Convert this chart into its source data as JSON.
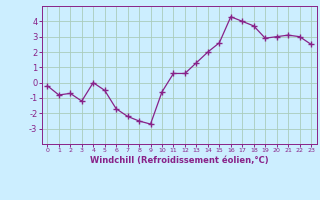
{
  "x": [
    0,
    1,
    2,
    3,
    4,
    5,
    6,
    7,
    8,
    9,
    10,
    11,
    12,
    13,
    14,
    15,
    16,
    17,
    18,
    19,
    20,
    21,
    22,
    23
  ],
  "y": [
    -0.2,
    -0.8,
    -0.7,
    -1.2,
    0.0,
    -0.5,
    -1.7,
    -2.2,
    -2.5,
    -2.7,
    -0.6,
    0.6,
    0.6,
    1.3,
    2.0,
    2.6,
    4.3,
    4.0,
    3.7,
    2.9,
    3.0,
    3.1,
    3.0,
    2.5
  ],
  "line_color": "#882288",
  "marker": "+",
  "marker_size": 4,
  "bg_color": "#cceeff",
  "grid_color": "#aaccbb",
  "tick_color": "#882288",
  "label_color": "#882288",
  "xlabel": "Windchill (Refroidissement éolien,°C)",
  "ylim": [
    -4,
    5
  ],
  "xlim": [
    -0.5,
    23.5
  ],
  "yticks": [
    -3,
    -2,
    -1,
    0,
    1,
    2,
    3,
    4
  ],
  "xticks": [
    0,
    1,
    2,
    3,
    4,
    5,
    6,
    7,
    8,
    9,
    10,
    11,
    12,
    13,
    14,
    15,
    16,
    17,
    18,
    19,
    20,
    21,
    22,
    23
  ]
}
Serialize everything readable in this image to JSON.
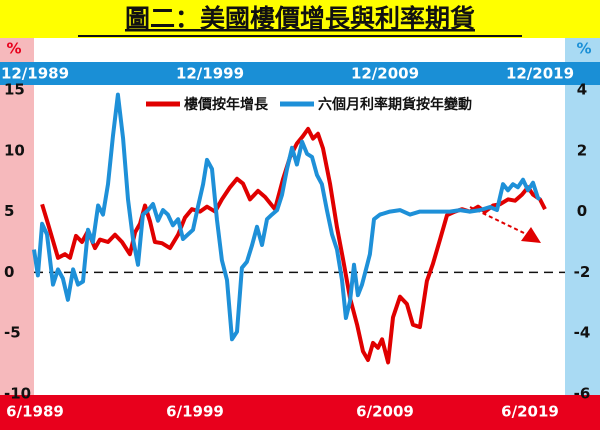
{
  "chart_data": {
    "type": "line",
    "title": "圖二：美國樓價增長與利率期貨",
    "left_unit": "%",
    "right_unit": "%",
    "top_labels": [
      "12/1989",
      "12/1999",
      "12/2009",
      "12/2019"
    ],
    "bottom_labels": [
      "6/1989",
      "6/1999",
      "6/2009",
      "6/2019"
    ],
    "xlim": [
      1989,
      2020
    ],
    "ylim": [
      -10,
      15
    ],
    "yticks": [
      -10,
      -5,
      0,
      5,
      10,
      15
    ],
    "y2lim": [
      -6,
      4
    ],
    "y2ticks": [
      -6,
      -4,
      -2,
      0,
      2,
      4
    ],
    "legend": "top-right",
    "series": [
      {
        "name": "樓價按年增長",
        "color": "#e00000",
        "x": [
          1989.47,
          1989.82,
          1990.4,
          1990.81,
          1991.1,
          1991.45,
          1991.8,
          1992.15,
          1992.56,
          1992.85,
          1993.32,
          1993.73,
          1994.14,
          1994.6,
          1994.9,
          1995.19,
          1995.48,
          1995.77,
          1996.06,
          1996.47,
          1996.94,
          1997.41,
          1997.81,
          1998.22,
          1998.69,
          1999.1,
          1999.57,
          1999.97,
          2000.44,
          2000.85,
          2001.2,
          2001.61,
          2002.08,
          2002.49,
          2003.07,
          2003.54,
          2003.95,
          2004.35,
          2004.7,
          2005.0,
          2005.29,
          2005.58,
          2005.87,
          2006.28,
          2006.69,
          2007.04,
          2007.45,
          2007.86,
          2008.21,
          2008.5,
          2008.79,
          2009.08,
          2009.32,
          2009.67,
          2009.96,
          2010.37,
          2010.77,
          2011.12,
          2011.53,
          2011.94,
          2012.29,
          2012.7,
          2013.11,
          2013.58,
          2013.99,
          2014.45,
          2014.92,
          2015.33,
          2015.8,
          2016.2,
          2016.67,
          2017.08,
          2017.49,
          2017.84,
          2018.13,
          2018.54,
          2018.83
        ],
        "values": [
          5.6,
          4,
          1.2,
          1.5,
          1.2,
          3,
          2.5,
          3.4,
          2,
          2.7,
          2.5,
          3.1,
          2.5,
          1.5,
          3.3,
          4,
          5.5,
          4.2,
          2.5,
          2.4,
          2,
          3.1,
          4.5,
          5.2,
          5,
          5.4,
          5,
          6,
          7,
          7.7,
          7.3,
          6,
          6.7,
          6.2,
          5.2,
          7.7,
          9.5,
          10.6,
          11.2,
          11.8,
          11,
          11.4,
          10.2,
          7.3,
          3.7,
          1.1,
          -2.1,
          -4.3,
          -6.5,
          -7.2,
          -5.8,
          -6.2,
          -5.5,
          -7.4,
          -3.7,
          -2,
          -2.6,
          -4.3,
          -4.5,
          -0.7,
          0.7,
          2.7,
          4.7,
          5,
          5.2,
          5,
          5.4,
          5,
          5.5,
          5.6,
          6,
          5.9,
          6.4,
          7,
          6.4,
          6,
          5.2
        ]
      },
      {
        "name": "六個月利率期貨按年變動",
        "color": "#1e90d8",
        "axis": "y2",
        "x": [
          1989.0,
          1989.23,
          1989.47,
          1989.76,
          1990.11,
          1990.4,
          1990.69,
          1990.98,
          1991.28,
          1991.57,
          1991.86,
          1992.15,
          1992.44,
          1992.74,
          1993.03,
          1993.32,
          1993.61,
          1993.9,
          1994.2,
          1994.49,
          1994.78,
          1995.07,
          1995.36,
          1995.66,
          1995.95,
          1996.24,
          1996.53,
          1996.82,
          1997.11,
          1997.41,
          1997.7,
          1997.99,
          1998.28,
          1998.57,
          1998.87,
          1999.1,
          1999.39,
          1999.68,
          1999.97,
          2000.27,
          2000.56,
          2000.85,
          2001.14,
          2001.43,
          2001.73,
          2002.02,
          2002.31,
          2002.6,
          2002.89,
          2003.19,
          2003.48,
          2003.77,
          2004.06,
          2004.35,
          2004.65,
          2004.94,
          2005.23,
          2005.52,
          2005.81,
          2006.1,
          2006.4,
          2006.69,
          2006.98,
          2007.21,
          2007.45,
          2007.68,
          2007.91,
          2008.15,
          2008.38,
          2008.61,
          2008.85,
          2009.2,
          2009.78,
          2010.37,
          2010.95,
          2011.53,
          2012.12,
          2012.7,
          2013.28,
          2013.87,
          2014.45,
          2015.04,
          2015.62,
          2016.03,
          2016.38,
          2016.67,
          2016.96,
          2017.25,
          2017.55,
          2017.84,
          2018.13,
          2018.42,
          2018.54
        ],
        "values": [
          -1.25,
          -2.1,
          -0.4,
          -0.75,
          -2.4,
          -1.9,
          -2.2,
          -2.9,
          -1.9,
          -2.4,
          -2.3,
          -0.6,
          -1,
          0.2,
          -0.1,
          0.9,
          2.5,
          3.85,
          2.4,
          0.4,
          -0.9,
          -1.75,
          -0.1,
          0.05,
          0.25,
          -0.3,
          0.05,
          -0.1,
          -0.45,
          -0.25,
          -0.9,
          -0.75,
          -0.6,
          0.15,
          0.9,
          1.7,
          1.4,
          -0.25,
          -1.6,
          -2.25,
          -4.2,
          -3.95,
          -1.85,
          -1.65,
          -1.1,
          -0.5,
          -1.1,
          -0.25,
          -0.1,
          0.05,
          0.55,
          1.4,
          2.1,
          1.55,
          2.3,
          1.9,
          1.8,
          1.2,
          0.9,
          0.05,
          -0.75,
          -1.25,
          -2.25,
          -3.5,
          -2.95,
          -1.75,
          -2.75,
          -2.4,
          -1.9,
          -1.4,
          -0.25,
          -0.1,
          0,
          0.05,
          -0.1,
          0,
          0,
          0,
          0,
          0.05,
          0,
          0.05,
          0.15,
          0.05,
          0.9,
          0.7,
          0.9,
          0.8,
          1.05,
          0.7,
          0.95,
          0.45,
          0.4
        ]
      }
    ]
  }
}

-------

Reproduce the material word for word. Any pictures should be left out of the copy.

REPLY TO THE EXERCISE:
Convert this chart into its source data as JSON.
{
  "x": [
    0,
    1,
    2,
    3,
    4,
    5,
    6,
    7,
    8,
    9,
    10,
    11,
    12,
    13,
    14,
    15,
    16,
    17,
    18,
    19,
    20,
    21,
    22,
    23
  ],
  "y": [
    -0.2,
    -0.8,
    -0.7,
    -1.2,
    0.0,
    -0.5,
    -1.7,
    -2.2,
    -2.5,
    -2.7,
    -0.6,
    0.6,
    0.6,
    1.3,
    2.0,
    2.6,
    4.3,
    4.0,
    3.7,
    2.9,
    3.0,
    3.1,
    3.0,
    2.5
  ],
  "line_color": "#882288",
  "marker": "+",
  "marker_size": 4,
  "bg_color": "#cceeff",
  "grid_color": "#aaccbb",
  "tick_color": "#882288",
  "label_color": "#882288",
  "xlabel": "Windchill (Refroidissement éolien,°C)",
  "ylim": [
    -4,
    5
  ],
  "xlim": [
    -0.5,
    23.5
  ],
  "yticks": [
    -3,
    -2,
    -1,
    0,
    1,
    2,
    3,
    4
  ],
  "xticks": [
    0,
    1,
    2,
    3,
    4,
    5,
    6,
    7,
    8,
    9,
    10,
    11,
    12,
    13,
    14,
    15,
    16,
    17,
    18,
    19,
    20,
    21,
    22,
    23
  ]
}
Serialize everything readable in this image to JSON.
{
  "chart_data": {
    "type": "line",
    "title": "圖二：美國樓價增長與利率期貨",
    "left_unit": "%",
    "right_unit": "%",
    "top_labels": [
      "12/1989",
      "12/1999",
      "12/2009",
      "12/2019"
    ],
    "bottom_labels": [
      "6/1989",
      "6/1999",
      "6/2009",
      "6/2019"
    ],
    "xlim": [
      1989,
      2020
    ],
    "ylim": [
      -10,
      15
    ],
    "yticks": [
      -10,
      -5,
      0,
      5,
      10,
      15
    ],
    "y2lim": [
      -6,
      4
    ],
    "y2ticks": [
      -6,
      -4,
      -2,
      0,
      2,
      4
    ],
    "legend": "top-right",
    "series": [
      {
        "name": "樓價按年增長",
        "color": "#e00000",
        "x": [
          1989.47,
          1989.82,
          1990.4,
          1990.81,
          1991.1,
          1991.45,
          1991.8,
          1992.15,
          1992.56,
          1992.85,
          1993.32,
          1993.73,
          1994.14,
          1994.6,
          1994.9,
          1995.19,
          1995.48,
          1995.77,
          1996.06,
          1996.47,
          1996.94,
          1997.41,
          1997.81,
          1998.22,
          1998.69,
          1999.1,
          1999.57,
          1999.97,
          2000.44,
          2000.85,
          2001.2,
          2001.61,
          2002.08,
          2002.49,
          2003.07,
          2003.54,
          2003.95,
          2004.35,
          2004.7,
          2005.0,
          2005.29,
          2005.58,
          2005.87,
          2006.28,
          2006.69,
          2007.04,
          2007.45,
          2007.86,
          2008.21,
          2008.5,
          2008.79,
          2009.08,
          2009.32,
          2009.67,
          2009.96,
          2010.37,
          2010.77,
          2011.12,
          2011.53,
          2011.94,
          2012.29,
          2012.7,
          2013.11,
          2013.58,
          2013.99,
          2014.45,
          2014.92,
          2015.33,
          2015.8,
          2016.2,
          2016.67,
          2017.08,
          2017.49,
          2017.84,
          2018.13,
          2018.54,
          2018.83
        ],
        "values": [
          5.6,
          4,
          1.2,
          1.5,
          1.2,
          3,
          2.5,
          3.4,
          2,
          2.7,
          2.5,
          3.1,
          2.5,
          1.5,
          3.3,
          4,
          5.5,
          4.2,
          2.5,
          2.4,
          2,
          3.1,
          4.5,
          5.2,
          5,
          5.4,
          5,
          6,
          7,
          7.7,
          7.3,
          6,
          6.7,
          6.2,
          5.2,
          7.7,
          9.5,
          10.6,
          11.2,
          11.8,
          11,
          11.4,
          10.2,
          7.3,
          3.7,
          1.1,
          -2.1,
          -4.3,
          -6.5,
          -7.2,
          -5.8,
          -6.2,
          -5.5,
          -7.4,
          -3.7,
          -2,
          -2.6,
          -4.3,
          -4.5,
          -0.7,
          0.7,
          2.7,
          4.7,
          5,
          5.2,
          5,
          5.4,
          5,
          5.5,
          5.6,
          6,
          5.9,
          6.4,
          7,
          6.4,
          6,
          5.2
        ]
      },
      {
        "name": "六個月利率期貨按年變動",
        "color": "#1e90d8",
        "axis": "y2",
        "x": [
          1989.0,
          1989.23,
          1989.47,
          1989.76,
          1990.11,
          1990.4,
          1990.69,
          1990.98,
          1991.28,
          1991.57,
          1991.86,
          1992.15,
          1992.44,
          1992.74,
          1993.03,
          1993.32,
          1993.61,
          1993.9,
          1994.2,
          1994.49,
          1994.78,
          1995.07,
          1995.36,
          1995.66,
          1995.95,
          1996.24,
          1996.53,
          1996.82,
          1997.11,
          1997.41,
          1997.7,
          1997.99,
          1998.28,
          1998.57,
          1998.87,
          1999.1,
          1999.39,
          1999.68,
          1999.97,
          2000.27,
          2000.56,
          2000.85,
          2001.14,
          2001.43,
          2001.73,
          2002.02,
          2002.31,
          2002.6,
          2002.89,
          2003.19,
          2003.48,
          2003.77,
          2004.06,
          2004.35,
          2004.65,
          2004.94,
          2005.23,
          2005.52,
          2005.81,
          2006.1,
          2006.4,
          2006.69,
          2006.98,
          2007.21,
          2007.45,
          2007.68,
          2007.91,
          2008.15,
          2008.38,
          2008.61,
          2008.85,
          2009.2,
          2009.78,
          2010.37,
          2010.95,
          2011.53,
          2012.12,
          2012.7,
          2013.28,
          2013.87,
          2014.45,
          2015.04,
          2015.62,
          2016.03,
          2016.38,
          2016.67,
          2016.96,
          2017.25,
          2017.55,
          2017.84,
          2018.13,
          2018.42,
          2018.54
        ],
        "values": [
          -1.25,
          -2.1,
          -0.4,
          -0.75,
          -2.4,
          -1.9,
          -2.2,
          -2.9,
          -1.9,
          -2.4,
          -2.3,
          -0.6,
          -1,
          0.2,
          -0.1,
          0.9,
          2.5,
          3.85,
          2.4,
          0.4,
          -0.9,
          -1.75,
          -0.1,
          0.05,
          0.25,
          -0.3,
          0.05,
          -0.1,
          -0.45,
          -0.25,
          -0.9,
          -0.75,
          -0.6,
          0.15,
          0.9,
          1.7,
          1.4,
          -0.25,
          -1.6,
          -2.25,
          -4.2,
          -3.95,
          -1.85,
          -1.65,
          -1.1,
          -0.5,
          -1.1,
          -0.25,
          -0.1,
          0.05,
          0.55,
          1.4,
          2.1,
          1.55,
          2.3,
          1.9,
          1.8,
          1.2,
          0.9,
          0.05,
          -0.75,
          -1.25,
          -2.25,
          -3.5,
          -2.95,
          -1.75,
          -2.75,
          -2.4,
          -1.9,
          -1.4,
          -0.25,
          -0.1,
          0,
          0.05,
          -0.1,
          0,
          0,
          0,
          0,
          0.05,
          0,
          0.05,
          0.15,
          0.05,
          0.9,
          0.7,
          0.9,
          0.8,
          1.05,
          0.7,
          0.95,
          0.45,
          0.4
        ]
      }
    ]
  }
}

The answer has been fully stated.